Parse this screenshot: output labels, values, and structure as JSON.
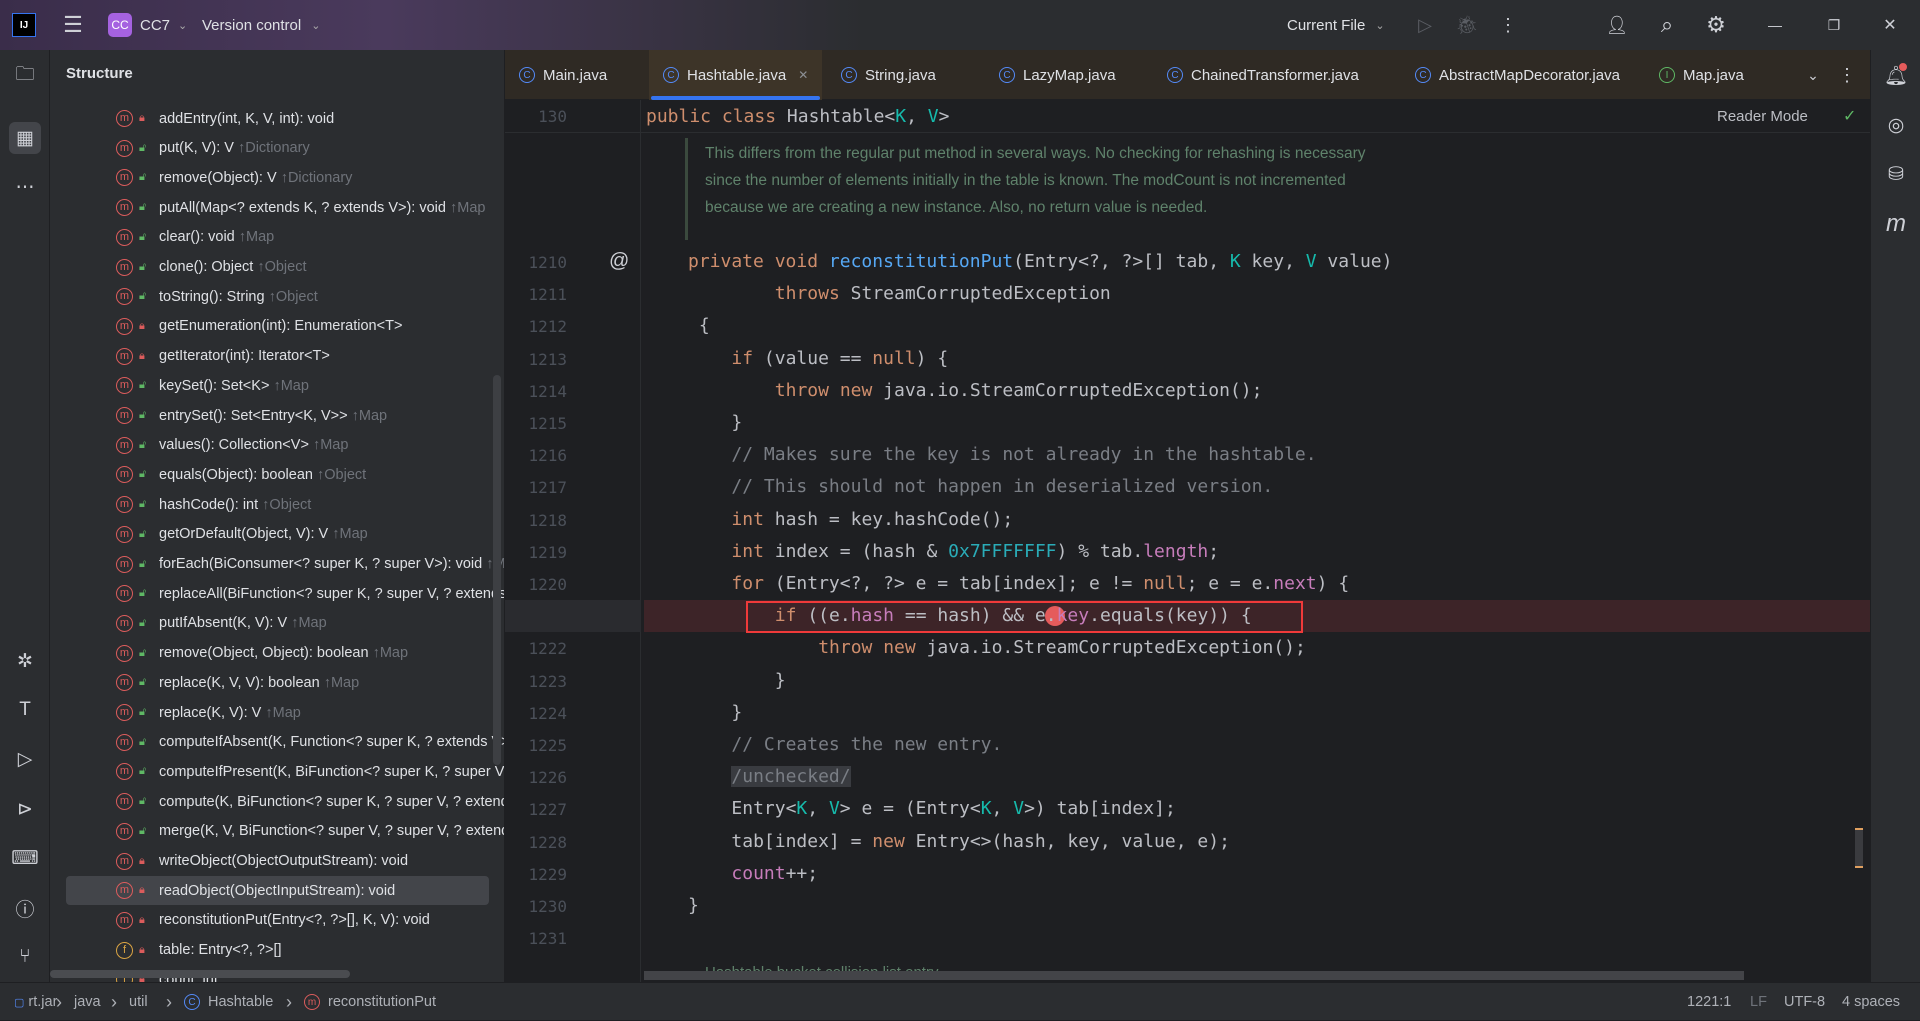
{
  "titlebar": {
    "project_badge": "CC",
    "project_name": "CC7",
    "vcs": "Version control",
    "run_config": "Current File"
  },
  "structure": {
    "title": "Structure",
    "items": [
      {
        "kind": "m",
        "vis": "private",
        "text": "addEntry(int, K, V, int): void",
        "inh": ""
      },
      {
        "kind": "m",
        "vis": "public",
        "text": "put(K, V): V",
        "inh": "↑Dictionary"
      },
      {
        "kind": "m",
        "vis": "public",
        "text": "remove(Object): V",
        "inh": "↑Dictionary"
      },
      {
        "kind": "m",
        "vis": "public",
        "text": "putAll(Map<? extends K, ? extends V>): void",
        "inh": "↑Map"
      },
      {
        "kind": "m",
        "vis": "public",
        "text": "clear(): void",
        "inh": "↑Map"
      },
      {
        "kind": "m",
        "vis": "public",
        "text": "clone(): Object",
        "inh": "↑Object"
      },
      {
        "kind": "m",
        "vis": "public",
        "text": "toString(): String",
        "inh": "↑Object"
      },
      {
        "kind": "m",
        "vis": "private",
        "text": "getEnumeration(int): Enumeration<T>",
        "inh": ""
      },
      {
        "kind": "m",
        "vis": "private",
        "text": "getIterator(int): Iterator<T>",
        "inh": ""
      },
      {
        "kind": "m",
        "vis": "public",
        "text": "keySet(): Set<K>",
        "inh": "↑Map"
      },
      {
        "kind": "m",
        "vis": "public",
        "text": "entrySet(): Set<Entry<K, V>>",
        "inh": "↑Map"
      },
      {
        "kind": "m",
        "vis": "public",
        "text": "values(): Collection<V>",
        "inh": "↑Map"
      },
      {
        "kind": "m",
        "vis": "public",
        "text": "equals(Object): boolean",
        "inh": "↑Object"
      },
      {
        "kind": "m",
        "vis": "public",
        "text": "hashCode(): int",
        "inh": "↑Object"
      },
      {
        "kind": "m",
        "vis": "public",
        "text": "getOrDefault(Object, V): V",
        "inh": "↑Map"
      },
      {
        "kind": "m",
        "vis": "public",
        "text": "forEach(BiConsumer<? super K, ? super V>): void",
        "inh": "↑Map"
      },
      {
        "kind": "m",
        "vis": "public",
        "text": "replaceAll(BiFunction<? super K, ? super V, ? extends V>): void",
        "inh": ""
      },
      {
        "kind": "m",
        "vis": "public",
        "text": "putIfAbsent(K, V): V",
        "inh": "↑Map"
      },
      {
        "kind": "m",
        "vis": "public",
        "text": "remove(Object, Object): boolean",
        "inh": "↑Map"
      },
      {
        "kind": "m",
        "vis": "public",
        "text": "replace(K, V, V): boolean",
        "inh": "↑Map"
      },
      {
        "kind": "m",
        "vis": "public",
        "text": "replace(K, V): V",
        "inh": "↑Map"
      },
      {
        "kind": "m",
        "vis": "public",
        "text": "computeIfAbsent(K, Function<? super K, ? extends V>): V",
        "inh": ""
      },
      {
        "kind": "m",
        "vis": "public",
        "text": "computeIfPresent(K, BiFunction<? super K, ? super V, ? extends V>): V",
        "inh": ""
      },
      {
        "kind": "m",
        "vis": "public",
        "text": "compute(K, BiFunction<? super K, ? super V, ? extends V>): V",
        "inh": ""
      },
      {
        "kind": "m",
        "vis": "public",
        "text": "merge(K, V, BiFunction<? super V, ? super V, ? extends V>): V",
        "inh": ""
      },
      {
        "kind": "m",
        "vis": "private",
        "text": "writeObject(ObjectOutputStream): void",
        "inh": ""
      },
      {
        "kind": "m",
        "vis": "private",
        "text": "readObject(ObjectInputStream): void",
        "inh": "",
        "selected": true
      },
      {
        "kind": "m",
        "vis": "private",
        "text": "reconstitutionPut(Entry<?, ?>[], K, V): void",
        "inh": ""
      },
      {
        "kind": "f",
        "vis": "private",
        "text": "table: Entry<?, ?>[]",
        "inh": ""
      },
      {
        "kind": "f",
        "vis": "private",
        "text": "count: int",
        "inh": ""
      }
    ]
  },
  "tabs": [
    {
      "label": "Main.java",
      "icon": "C"
    },
    {
      "label": "Hashtable.java",
      "icon": "C",
      "active": true
    },
    {
      "label": "String.java",
      "icon": "C"
    },
    {
      "label": "LazyMap.java",
      "icon": "C"
    },
    {
      "label": "ChainedTransformer.java",
      "icon": "C"
    },
    {
      "label": "AbstractMapDecorator.java",
      "icon": "C"
    },
    {
      "label": "Map.java",
      "icon": "I"
    }
  ],
  "editor": {
    "sticky_line": "130",
    "sticky_code": [
      [
        "kw",
        "public class "
      ],
      [
        "",
        "Hashtable<"
      ],
      [
        "tp",
        "K"
      ],
      [
        "",
        ", "
      ],
      [
        "tp",
        "V"
      ],
      [
        "",
        ">"
      ]
    ],
    "reader_mode": "Reader Mode",
    "doc_lines": [
      "This differs from the regular put method in several ways. No checking for rehashing is necessary",
      "since the number of elements initially in the table is known. The modCount is not incremented",
      "because we are creating a new instance. Also, no return value is needed."
    ],
    "bottom_doc": "Hashtable bucket collision list entry",
    "breakpoint_line": "1221",
    "lines": [
      {
        "n": "1210",
        "indent": 0,
        "t": [
          [
            "kw",
            "private void "
          ],
          [
            "fn",
            "reconstitutionPut"
          ],
          [
            "",
            "(Entry<?, ?>[] tab, "
          ],
          [
            "tp",
            "K"
          ],
          [
            "",
            " key, "
          ],
          [
            "tp",
            "V"
          ],
          [
            "",
            " value)"
          ]
        ]
      },
      {
        "n": "1211",
        "indent": 8,
        "t": [
          [
            "kw",
            "throws "
          ],
          [
            "",
            "StreamCorruptedException"
          ]
        ]
      },
      {
        "n": "1212",
        "indent": 1,
        "t": [
          [
            "",
            "{"
          ]
        ]
      },
      {
        "n": "1213",
        "indent": 4,
        "t": [
          [
            "kw",
            "if "
          ],
          [
            "",
            "(value == "
          ],
          [
            "kw",
            "null"
          ],
          [
            "",
            ") {"
          ]
        ]
      },
      {
        "n": "1214",
        "indent": 8,
        "t": [
          [
            "kw",
            "throw new "
          ],
          [
            "",
            "java.io.StreamCorruptedException();"
          ]
        ]
      },
      {
        "n": "1215",
        "indent": 4,
        "t": [
          [
            "",
            "}"
          ]
        ]
      },
      {
        "n": "1216",
        "indent": 4,
        "t": [
          [
            "cm",
            "// Makes sure the key is not already in the hashtable."
          ]
        ]
      },
      {
        "n": "1217",
        "indent": 4,
        "t": [
          [
            "cm",
            "// This should not happen in deserialized version."
          ]
        ]
      },
      {
        "n": "1218",
        "indent": 4,
        "t": [
          [
            "kw",
            "int "
          ],
          [
            "",
            "hash = key.hashCode();"
          ]
        ]
      },
      {
        "n": "1219",
        "indent": 4,
        "t": [
          [
            "kw",
            "int "
          ],
          [
            "",
            "index = (hash & "
          ],
          [
            "nu",
            "0x7FFFFFFF"
          ],
          [
            "",
            ") % tab."
          ],
          [
            "fd",
            "length"
          ],
          [
            "",
            ";"
          ]
        ]
      },
      {
        "n": "1220",
        "indent": 4,
        "t": [
          [
            "kw",
            "for "
          ],
          [
            "",
            "(Entry<?, ?> e = tab[index]; e != "
          ],
          [
            "kw",
            "null"
          ],
          [
            "",
            "; e = e."
          ],
          [
            "fd",
            "next"
          ],
          [
            "",
            ") {"
          ]
        ]
      },
      {
        "n": "",
        "indent": 8,
        "t": [
          [
            "kw",
            "if "
          ],
          [
            "",
            "((e."
          ],
          [
            "fd",
            "hash"
          ],
          [
            "",
            " == hash) && e."
          ],
          [
            "fd",
            "key"
          ],
          [
            "",
            ".equals(key)) {"
          ]
        ]
      },
      {
        "n": "1222",
        "indent": 12,
        "t": [
          [
            "kw",
            "throw new "
          ],
          [
            "",
            "java.io.StreamCorruptedException();"
          ]
        ]
      },
      {
        "n": "1223",
        "indent": 8,
        "t": [
          [
            "",
            "}"
          ]
        ]
      },
      {
        "n": "1224",
        "indent": 4,
        "t": [
          [
            "",
            "}"
          ]
        ]
      },
      {
        "n": "1225",
        "indent": 4,
        "t": [
          [
            "cm",
            "// Creates the new entry."
          ]
        ]
      },
      {
        "n": "1226",
        "indent": 4,
        "t": [
          [
            "an",
            "/unchecked/"
          ]
        ]
      },
      {
        "n": "1227",
        "indent": 4,
        "t": [
          [
            "",
            "Entry<"
          ],
          [
            "tp",
            "K"
          ],
          [
            "",
            ", "
          ],
          [
            "tp",
            "V"
          ],
          [
            "",
            "> e = (Entry<"
          ],
          [
            "tp",
            "K"
          ],
          [
            "",
            ", "
          ],
          [
            "tp",
            "V"
          ],
          [
            "",
            ">) tab[index];"
          ]
        ]
      },
      {
        "n": "1228",
        "indent": 4,
        "t": [
          [
            "",
            "tab[index] = "
          ],
          [
            "kw",
            "new "
          ],
          [
            "",
            "Entry<>(hash, key, value, e);"
          ]
        ]
      },
      {
        "n": "1229",
        "indent": 4,
        "t": [
          [
            "fd",
            "count"
          ],
          [
            "",
            "++;"
          ]
        ]
      },
      {
        "n": "1230",
        "indent": 0,
        "t": [
          [
            "",
            "}"
          ]
        ]
      },
      {
        "n": "1231",
        "indent": 0,
        "t": []
      }
    ]
  },
  "statusbar": {
    "breadcrumbs": [
      "rt.jar",
      "java",
      "util",
      "Hashtable",
      "reconstitutionPut"
    ],
    "position": "1221:1",
    "line_sep": "LF",
    "encoding": "UTF-8",
    "indent": "4 spaces"
  },
  "colors": {
    "accent": "#3574f0",
    "breakpoint": "#e55b5b",
    "highlight_box": "#f03a3a",
    "current_line": "#3d2428"
  }
}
# # # # # # #
_TASK DETAILS:_ Find how many lines of the material carry the string "hashCode". Only the number should be in the answer.

_OUTPUT FOR THIS TASK:_ 2